INSTRUCTIONS FOR THE TASK. Rewrite the entries below, changing each "text-run" to "text-span" and leaving everything else unchanged.

Element location data:

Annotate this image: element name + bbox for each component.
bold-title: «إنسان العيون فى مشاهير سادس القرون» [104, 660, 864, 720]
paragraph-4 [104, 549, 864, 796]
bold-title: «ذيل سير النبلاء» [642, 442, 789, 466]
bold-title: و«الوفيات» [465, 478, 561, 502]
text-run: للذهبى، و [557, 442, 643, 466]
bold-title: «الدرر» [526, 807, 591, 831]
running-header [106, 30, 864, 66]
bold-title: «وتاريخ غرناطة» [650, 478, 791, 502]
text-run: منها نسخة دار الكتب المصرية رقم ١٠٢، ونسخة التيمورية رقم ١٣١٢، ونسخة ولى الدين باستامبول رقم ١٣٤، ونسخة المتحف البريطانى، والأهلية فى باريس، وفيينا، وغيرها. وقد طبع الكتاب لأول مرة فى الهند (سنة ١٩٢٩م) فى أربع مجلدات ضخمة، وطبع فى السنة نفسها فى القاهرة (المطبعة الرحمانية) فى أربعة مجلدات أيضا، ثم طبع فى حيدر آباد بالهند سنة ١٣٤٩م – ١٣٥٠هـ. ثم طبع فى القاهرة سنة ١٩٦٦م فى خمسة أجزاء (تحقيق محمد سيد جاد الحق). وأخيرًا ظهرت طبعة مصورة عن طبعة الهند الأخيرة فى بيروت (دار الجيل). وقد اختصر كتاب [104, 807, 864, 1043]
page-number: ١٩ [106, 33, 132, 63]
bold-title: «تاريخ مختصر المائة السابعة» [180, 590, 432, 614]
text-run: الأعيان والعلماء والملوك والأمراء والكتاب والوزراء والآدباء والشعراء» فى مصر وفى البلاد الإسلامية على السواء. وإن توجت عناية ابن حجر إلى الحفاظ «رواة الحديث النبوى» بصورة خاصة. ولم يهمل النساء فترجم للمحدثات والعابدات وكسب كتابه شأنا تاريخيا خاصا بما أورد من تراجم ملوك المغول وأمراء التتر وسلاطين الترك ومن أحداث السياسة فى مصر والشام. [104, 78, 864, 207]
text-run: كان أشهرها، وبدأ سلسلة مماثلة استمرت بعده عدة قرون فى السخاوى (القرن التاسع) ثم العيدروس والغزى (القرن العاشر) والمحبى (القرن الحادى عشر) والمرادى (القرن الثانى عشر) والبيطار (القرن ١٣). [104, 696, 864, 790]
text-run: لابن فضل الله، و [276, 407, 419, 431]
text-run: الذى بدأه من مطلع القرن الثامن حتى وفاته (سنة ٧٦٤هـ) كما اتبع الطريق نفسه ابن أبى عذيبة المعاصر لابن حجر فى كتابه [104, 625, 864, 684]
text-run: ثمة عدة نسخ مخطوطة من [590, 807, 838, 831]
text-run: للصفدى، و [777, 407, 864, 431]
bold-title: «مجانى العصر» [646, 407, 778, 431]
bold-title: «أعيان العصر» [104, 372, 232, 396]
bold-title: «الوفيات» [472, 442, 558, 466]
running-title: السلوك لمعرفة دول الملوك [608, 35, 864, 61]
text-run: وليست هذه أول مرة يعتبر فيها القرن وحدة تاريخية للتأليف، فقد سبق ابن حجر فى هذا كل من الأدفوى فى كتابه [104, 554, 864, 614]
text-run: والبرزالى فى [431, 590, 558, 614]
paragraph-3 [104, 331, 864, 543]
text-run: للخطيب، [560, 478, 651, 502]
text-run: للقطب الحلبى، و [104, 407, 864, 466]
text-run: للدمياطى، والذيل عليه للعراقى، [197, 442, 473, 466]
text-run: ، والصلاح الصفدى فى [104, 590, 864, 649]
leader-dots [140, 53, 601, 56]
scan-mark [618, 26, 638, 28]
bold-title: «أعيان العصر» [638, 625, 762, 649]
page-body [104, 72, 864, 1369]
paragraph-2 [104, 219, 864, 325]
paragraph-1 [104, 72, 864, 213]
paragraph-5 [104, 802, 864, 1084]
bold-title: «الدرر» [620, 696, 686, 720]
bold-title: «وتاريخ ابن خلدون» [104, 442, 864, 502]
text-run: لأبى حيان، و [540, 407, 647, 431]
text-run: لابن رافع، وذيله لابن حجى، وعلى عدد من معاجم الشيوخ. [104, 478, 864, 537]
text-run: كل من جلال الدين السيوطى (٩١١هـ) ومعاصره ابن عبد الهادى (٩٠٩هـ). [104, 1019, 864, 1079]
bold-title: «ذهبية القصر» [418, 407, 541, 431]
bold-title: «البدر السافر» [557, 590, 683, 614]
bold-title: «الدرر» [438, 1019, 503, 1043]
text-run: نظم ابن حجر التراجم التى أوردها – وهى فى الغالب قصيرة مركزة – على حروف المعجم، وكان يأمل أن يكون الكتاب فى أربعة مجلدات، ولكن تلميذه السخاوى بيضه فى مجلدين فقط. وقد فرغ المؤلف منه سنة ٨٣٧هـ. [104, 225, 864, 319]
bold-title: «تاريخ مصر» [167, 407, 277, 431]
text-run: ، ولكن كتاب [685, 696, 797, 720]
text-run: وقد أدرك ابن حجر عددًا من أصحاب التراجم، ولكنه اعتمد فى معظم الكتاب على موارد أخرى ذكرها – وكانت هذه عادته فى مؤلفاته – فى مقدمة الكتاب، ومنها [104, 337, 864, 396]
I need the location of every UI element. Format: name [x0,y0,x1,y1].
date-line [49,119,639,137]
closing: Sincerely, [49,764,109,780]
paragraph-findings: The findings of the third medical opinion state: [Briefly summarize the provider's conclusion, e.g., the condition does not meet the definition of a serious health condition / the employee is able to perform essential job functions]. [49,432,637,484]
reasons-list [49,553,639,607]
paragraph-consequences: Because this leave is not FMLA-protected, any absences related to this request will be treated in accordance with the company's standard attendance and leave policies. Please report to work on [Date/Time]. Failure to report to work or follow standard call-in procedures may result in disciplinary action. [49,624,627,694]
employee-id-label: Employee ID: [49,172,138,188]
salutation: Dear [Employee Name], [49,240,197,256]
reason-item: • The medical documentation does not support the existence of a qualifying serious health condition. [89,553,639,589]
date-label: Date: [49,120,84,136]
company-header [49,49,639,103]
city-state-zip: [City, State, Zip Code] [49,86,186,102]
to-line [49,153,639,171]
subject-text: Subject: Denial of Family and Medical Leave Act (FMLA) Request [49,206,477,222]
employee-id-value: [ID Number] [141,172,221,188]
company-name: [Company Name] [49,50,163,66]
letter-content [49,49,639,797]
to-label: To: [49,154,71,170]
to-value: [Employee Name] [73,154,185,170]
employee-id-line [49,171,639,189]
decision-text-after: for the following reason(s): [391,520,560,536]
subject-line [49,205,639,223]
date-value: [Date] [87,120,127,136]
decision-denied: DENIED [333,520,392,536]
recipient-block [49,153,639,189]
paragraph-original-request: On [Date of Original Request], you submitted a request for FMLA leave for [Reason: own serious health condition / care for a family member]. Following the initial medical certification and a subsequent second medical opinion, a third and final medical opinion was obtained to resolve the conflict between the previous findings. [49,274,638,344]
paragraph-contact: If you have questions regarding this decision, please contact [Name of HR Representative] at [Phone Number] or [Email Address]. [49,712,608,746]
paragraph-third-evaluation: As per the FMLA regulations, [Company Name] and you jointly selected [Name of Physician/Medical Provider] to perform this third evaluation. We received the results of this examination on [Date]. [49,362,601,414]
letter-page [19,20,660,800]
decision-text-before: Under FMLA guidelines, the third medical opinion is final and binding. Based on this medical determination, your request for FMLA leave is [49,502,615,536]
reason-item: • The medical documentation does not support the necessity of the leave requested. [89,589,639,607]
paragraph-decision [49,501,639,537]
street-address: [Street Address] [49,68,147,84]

SOLUTION TO THIS PROBLEM.
Annotate this image: element name + bbox for each component.
bold-title: «إنسان العيون فى مشاهير سادس القرون» [104, 660, 864, 720]
paragraph-4 [104, 549, 864, 796]
bold-title: «ذيل سير النبلاء» [642, 442, 789, 466]
bold-title: و«الوفيات» [465, 478, 561, 502]
text-span: للذهبى، و [557, 442, 643, 466]
bold-title: «الدرر» [526, 807, 591, 831]
running-header [106, 30, 864, 66]
bold-title: «وتاريخ غرناطة» [650, 478, 791, 502]
text-span: منها نسخة دار الكتب المصرية رقم ١٠٢، ونسخة التيمورية رقم ١٣١٢، ونسخة ولى الدين باستامبول رقم ١٣٤، ونسخة المتحف البريطانى، والأهلية فى باريس، وفيينا، وغيرها. وقد طبع الكتاب لأول مرة فى الهند (سنة ١٩٢٩م) فى أربع مجلدات ضخمة، وطبع فى السنة نفسها فى القاهرة (المطبعة الرحمانية) فى أربعة مجلدات أيضا، ثم طبع فى حيدر آباد بالهند سنة ١٣٤٩م – ١٣٥٠هـ. ثم طبع فى القاهرة سنة ١٩٦٦م فى خمسة أجزاء (تحقيق محمد سيد جاد الحق). وأخيرًا ظهرت طبعة مصورة عن طبعة الهند الأخيرة فى بيروت (دار الجيل). وقد اختصر كتاب [104, 807, 864, 1043]
page-number: ١٩ [106, 33, 132, 63]
bold-title: «تاريخ مختصر المائة السابعة» [180, 590, 432, 614]
text-span: الأعيان والعلماء والملوك والأمراء والكتاب والوزراء والآدباء والشعراء» فى مصر وفى البلاد الإسلامية على السواء. وإن توجت عناية ابن حجر إلى الحفاظ «رواة الحديث النبوى» بصورة خاصة. ولم يهمل النساء فترجم للمحدثات والعابدات وكسب كتابه شأنا تاريخيا خاصا بما أورد من تراجم ملوك المغول وأمراء التتر وسلاطين الترك ومن أحداث السياسة فى مصر والشام. [104, 78, 864, 207]
text-span: كان أشهرها، وبدأ سلسلة مماثلة استمرت بعده عدة قرون فى السخاوى (القرن التاسع) ثم العيدروس والغزى (القرن العاشر) والمحبى (القرن الحادى عشر) والمرادى (القرن الثانى عشر) والبيطار (القرن ١٣). [104, 696, 864, 790]
text-span: لابن فضل الله، و [276, 407, 419, 431]
text-span: الذى بدأه من مطلع القرن الثامن حتى وفاته (سنة ٧٦٤هـ) كما اتبع الطريق نفسه ابن أبى عذيبة المعاصر لابن حجر فى كتابه [104, 625, 864, 684]
text-span: ثمة عدة نسخ مخطوطة من [590, 807, 838, 831]
text-span: للصفدى، و [777, 407, 864, 431]
bold-title: «مجانى العصر» [646, 407, 778, 431]
bold-title: «أعيان العصر» [104, 372, 232, 396]
bold-title: «الوفيات» [472, 442, 558, 466]
running-title: السلوك لمعرفة دول الملوك [608, 35, 864, 61]
text-span: وليست هذه أول مرة يعتبر فيها القرن وحدة تاريخية للتأليف، فقد سبق ابن حجر فى هذا كل من الأدفوى فى كتابه [104, 554, 864, 614]
text-span: والبرزالى فى [431, 590, 558, 614]
paragraph-3 [104, 331, 864, 543]
text-span: للخطيب، [560, 478, 651, 502]
text-span: للقطب الحلبى، و [104, 407, 864, 466]
text-span: للدمياطى، والذيل عليه للعراقى، [197, 442, 473, 466]
text-span: ، والصلاح الصفدى فى [104, 590, 864, 649]
leader-dots [140, 53, 601, 56]
scan-mark [618, 26, 638, 28]
bold-title: «أعيان العصر» [638, 625, 762, 649]
page-body [104, 72, 864, 1369]
paragraph-2 [104, 219, 864, 325]
paragraph-1 [104, 72, 864, 213]
paragraph-5 [104, 802, 864, 1084]
bold-title: «الدرر» [620, 696, 686, 720]
bold-title: «وتاريخ ابن خلدون» [104, 442, 864, 502]
text-span: لأبى حيان، و [540, 407, 647, 431]
text-span: لابن رافع، وذيله لابن حجى، وعلى عدد من معاجم الشيوخ. [104, 478, 864, 537]
text-span: كل من جلال الدين السيوطى (٩١١هـ) ومعاصره ابن عبد الهادى (٩٠٩هـ). [104, 1019, 864, 1079]
bold-title: «ذهبية القصر» [418, 407, 541, 431]
bold-title: «البدر السافر» [557, 590, 683, 614]
bold-title: «الدرر» [438, 1019, 503, 1043]
text-span: نظم ابن حجر التراجم التى أوردها – وهى فى الغالب قصيرة مركزة – على حروف المعجم، وكان يأمل أن يكون الكتاب فى أربعة مجلدات، ولكن تلميذه السخاوى بيضه فى مجلدين فقط. وقد فرغ المؤلف منه سنة ٨٣٧هـ. [104, 225, 864, 319]
bold-title: «تاريخ مصر» [167, 407, 277, 431]
text-span: ، ولكن كتاب [685, 696, 797, 720]
text-span: وقد أدرك ابن حجر عددًا من أصحاب التراجم، ولكنه اعتمد فى معظم الكتاب على موارد أخرى ذكرها – وكانت هذه عادته فى مؤلفاته – فى مقدمة الكتاب، ومنها [104, 337, 864, 396]
I need the location of every UI element. Format: name [x0,y0,x1,y1].
date-line [49,119,639,137]
closing: Sincerely, [49,764,109,780]
paragraph-findings: The findings of the third medical opinion state: [Briefly summarize the provider's conclusion, e.g., the condition does not meet the definition of a serious health condition / the employee is able to perform essential job functions]. [49,432,637,484]
reasons-list [49,553,639,607]
paragraph-consequences: Because this leave is not FMLA-protected, any absences related to this request will be treated in accordance with the company's standard attendance and leave policies. Please report to work on [Date/Time]. Failure to report to work or follow standard call-in procedures may result in disciplinary action. [49,624,627,694]
employee-id-label: Employee ID: [49,172,138,188]
salutation: Dear [Employee Name], [49,240,197,256]
reason-item: • The medical documentation does not support the existence of a qualifying serious health condition. [89,553,639,589]
date-label: Date: [49,120,84,136]
company-header [49,49,639,103]
city-state-zip: [City, State, Zip Code] [49,86,186,102]
to-line [49,153,639,171]
subject-text: Subject: Denial of Family and Medical Leave Act (FMLA) Request [49,206,477,222]
employee-id-value: [ID Number] [141,172,221,188]
company-name: [Company Name] [49,50,163,66]
letter-content [49,49,639,797]
to-label: To: [49,154,71,170]
to-value: [Employee Name] [73,154,185,170]
employee-id-line [49,171,639,189]
decision-text-after: for the following reason(s): [391,520,560,536]
subject-line [49,205,639,223]
date-value: [Date] [87,120,127,136]
decision-denied: DENIED [333,520,392,536]
recipient-block [49,153,639,189]
paragraph-original-request: On [Date of Original Request], you submitted a request for FMLA leave for [Reason: own serious health condition / care for a family member]. Following the initial medical certification and a subsequent second medical opinion, a third and final medical opinion was obtained to resolve the conflict between the previous findings. [49,274,638,344]
paragraph-contact: If you have questions regarding this decision, please contact [Name of HR Representative] at [Phone Number] or [Email Address]. [49,712,608,746]
paragraph-third-evaluation: As per the FMLA regulations, [Company Name] and you jointly selected [Name of Physician/Medical Provider] to perform this third evaluation. We received the results of this examination on [Date]. [49,362,601,414]
letter-page [19,20,660,800]
decision-text-before: Under FMLA guidelines, the third medical opinion is final and binding. Based on this medical determination, your request for FMLA leave is [49,502,615,536]
reason-item: • The medical documentation does not support the necessity of the leave requested. [89,589,639,607]
paragraph-decision [49,501,639,537]
street-address: [Street Address] [49,68,147,84]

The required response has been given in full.